Chart and figure data
>>>

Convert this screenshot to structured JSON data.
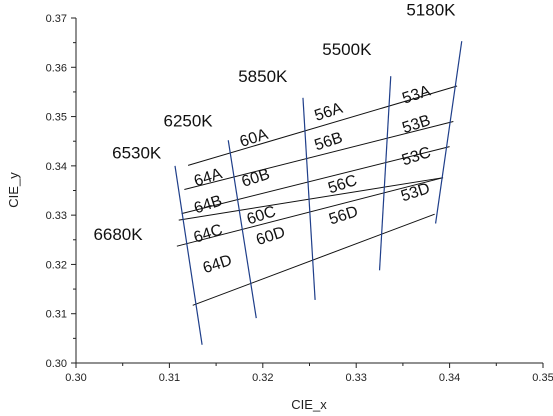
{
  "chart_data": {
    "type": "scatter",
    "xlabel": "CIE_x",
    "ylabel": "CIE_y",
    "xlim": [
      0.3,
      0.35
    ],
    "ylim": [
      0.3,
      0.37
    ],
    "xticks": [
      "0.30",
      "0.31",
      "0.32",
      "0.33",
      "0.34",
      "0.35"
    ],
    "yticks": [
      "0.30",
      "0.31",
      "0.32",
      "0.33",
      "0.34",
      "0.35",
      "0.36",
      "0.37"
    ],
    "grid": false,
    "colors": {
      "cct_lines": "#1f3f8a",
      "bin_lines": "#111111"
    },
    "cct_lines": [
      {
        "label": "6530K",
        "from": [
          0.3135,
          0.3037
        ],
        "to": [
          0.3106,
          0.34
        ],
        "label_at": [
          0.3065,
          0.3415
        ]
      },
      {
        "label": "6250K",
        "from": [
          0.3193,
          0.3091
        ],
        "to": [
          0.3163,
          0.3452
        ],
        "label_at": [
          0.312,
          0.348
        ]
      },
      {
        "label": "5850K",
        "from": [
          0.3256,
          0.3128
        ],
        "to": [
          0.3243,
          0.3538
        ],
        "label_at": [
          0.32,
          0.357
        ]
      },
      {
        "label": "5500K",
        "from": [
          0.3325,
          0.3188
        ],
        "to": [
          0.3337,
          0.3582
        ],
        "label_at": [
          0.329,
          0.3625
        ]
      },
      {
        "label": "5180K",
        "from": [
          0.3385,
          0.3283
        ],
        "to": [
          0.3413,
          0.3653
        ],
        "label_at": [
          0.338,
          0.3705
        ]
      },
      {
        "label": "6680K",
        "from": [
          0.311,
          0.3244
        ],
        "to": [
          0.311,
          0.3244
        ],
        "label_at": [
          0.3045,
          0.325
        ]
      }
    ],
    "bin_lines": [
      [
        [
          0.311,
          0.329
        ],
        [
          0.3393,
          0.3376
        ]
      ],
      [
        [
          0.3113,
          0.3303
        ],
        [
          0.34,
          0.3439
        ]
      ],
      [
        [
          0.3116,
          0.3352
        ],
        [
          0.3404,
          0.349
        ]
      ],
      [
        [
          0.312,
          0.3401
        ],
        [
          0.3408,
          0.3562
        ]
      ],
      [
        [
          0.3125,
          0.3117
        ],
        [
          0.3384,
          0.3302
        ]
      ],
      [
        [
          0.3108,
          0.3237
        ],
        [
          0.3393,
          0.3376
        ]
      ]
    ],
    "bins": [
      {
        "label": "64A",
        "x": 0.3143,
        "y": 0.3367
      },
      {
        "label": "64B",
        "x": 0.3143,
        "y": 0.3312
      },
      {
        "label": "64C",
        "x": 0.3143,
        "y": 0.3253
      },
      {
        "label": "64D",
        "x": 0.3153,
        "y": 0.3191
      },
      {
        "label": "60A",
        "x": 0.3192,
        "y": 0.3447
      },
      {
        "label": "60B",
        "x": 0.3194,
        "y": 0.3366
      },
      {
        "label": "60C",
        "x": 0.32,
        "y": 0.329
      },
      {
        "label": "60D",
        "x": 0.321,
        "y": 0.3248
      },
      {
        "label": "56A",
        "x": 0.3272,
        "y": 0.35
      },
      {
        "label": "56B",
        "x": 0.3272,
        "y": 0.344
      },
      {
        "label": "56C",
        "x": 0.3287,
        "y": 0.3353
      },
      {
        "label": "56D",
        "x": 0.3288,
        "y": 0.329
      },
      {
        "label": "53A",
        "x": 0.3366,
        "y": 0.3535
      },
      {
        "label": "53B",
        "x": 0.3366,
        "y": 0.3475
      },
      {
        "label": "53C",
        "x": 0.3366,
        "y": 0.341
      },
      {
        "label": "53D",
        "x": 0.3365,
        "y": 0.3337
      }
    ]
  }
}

<<<

Exercise aim: Copy every entry exactly as written. Pictures are excluded.

Task output:
Convert this screenshot to structured JSON data.
{
  "chart_data": {
    "type": "scatter",
    "xlabel": "CIE_x",
    "ylabel": "CIE_y",
    "xlim": [
      0.3,
      0.35
    ],
    "ylim": [
      0.3,
      0.37
    ],
    "xticks": [
      "0.30",
      "0.31",
      "0.32",
      "0.33",
      "0.34",
      "0.35"
    ],
    "yticks": [
      "0.30",
      "0.31",
      "0.32",
      "0.33",
      "0.34",
      "0.35",
      "0.36",
      "0.37"
    ],
    "grid": false,
    "colors": {
      "cct_lines": "#1f3f8a",
      "bin_lines": "#111111"
    },
    "cct_lines": [
      {
        "label": "6530K",
        "from": [
          0.3135,
          0.3037
        ],
        "to": [
          0.3106,
          0.34
        ],
        "label_at": [
          0.3065,
          0.3415
        ]
      },
      {
        "label": "6250K",
        "from": [
          0.3193,
          0.3091
        ],
        "to": [
          0.3163,
          0.3452
        ],
        "label_at": [
          0.312,
          0.348
        ]
      },
      {
        "label": "5850K",
        "from": [
          0.3256,
          0.3128
        ],
        "to": [
          0.3243,
          0.3538
        ],
        "label_at": [
          0.32,
          0.357
        ]
      },
      {
        "label": "5500K",
        "from": [
          0.3325,
          0.3188
        ],
        "to": [
          0.3337,
          0.3582
        ],
        "label_at": [
          0.329,
          0.3625
        ]
      },
      {
        "label": "5180K",
        "from": [
          0.3385,
          0.3283
        ],
        "to": [
          0.3413,
          0.3653
        ],
        "label_at": [
          0.338,
          0.3705
        ]
      },
      {
        "label": "6680K",
        "from": [
          0.311,
          0.3244
        ],
        "to": [
          0.311,
          0.3244
        ],
        "label_at": [
          0.3045,
          0.325
        ]
      }
    ],
    "bin_lines": [
      [
        [
          0.311,
          0.329
        ],
        [
          0.3393,
          0.3376
        ]
      ],
      [
        [
          0.3113,
          0.3303
        ],
        [
          0.34,
          0.3439
        ]
      ],
      [
        [
          0.3116,
          0.3352
        ],
        [
          0.3404,
          0.349
        ]
      ],
      [
        [
          0.312,
          0.3401
        ],
        [
          0.3408,
          0.3562
        ]
      ],
      [
        [
          0.3125,
          0.3117
        ],
        [
          0.3384,
          0.3302
        ]
      ],
      [
        [
          0.3108,
          0.3237
        ],
        [
          0.3393,
          0.3376
        ]
      ]
    ],
    "bins": [
      {
        "label": "64A",
        "x": 0.3143,
        "y": 0.3367
      },
      {
        "label": "64B",
        "x": 0.3143,
        "y": 0.3312
      },
      {
        "label": "64C",
        "x": 0.3143,
        "y": 0.3253
      },
      {
        "label": "64D",
        "x": 0.3153,
        "y": 0.3191
      },
      {
        "label": "60A",
        "x": 0.3192,
        "y": 0.3447
      },
      {
        "label": "60B",
        "x": 0.3194,
        "y": 0.3366
      },
      {
        "label": "60C",
        "x": 0.32,
        "y": 0.329
      },
      {
        "label": "60D",
        "x": 0.321,
        "y": 0.3248
      },
      {
        "label": "56A",
        "x": 0.3272,
        "y": 0.35
      },
      {
        "label": "56B",
        "x": 0.3272,
        "y": 0.344
      },
      {
        "label": "56C",
        "x": 0.3287,
        "y": 0.3353
      },
      {
        "label": "56D",
        "x": 0.3288,
        "y": 0.329
      },
      {
        "label": "53A",
        "x": 0.3366,
        "y": 0.3535
      },
      {
        "label": "53B",
        "x": 0.3366,
        "y": 0.3475
      },
      {
        "label": "53C",
        "x": 0.3366,
        "y": 0.341
      },
      {
        "label": "53D",
        "x": 0.3365,
        "y": 0.3337
      }
    ]
  }
}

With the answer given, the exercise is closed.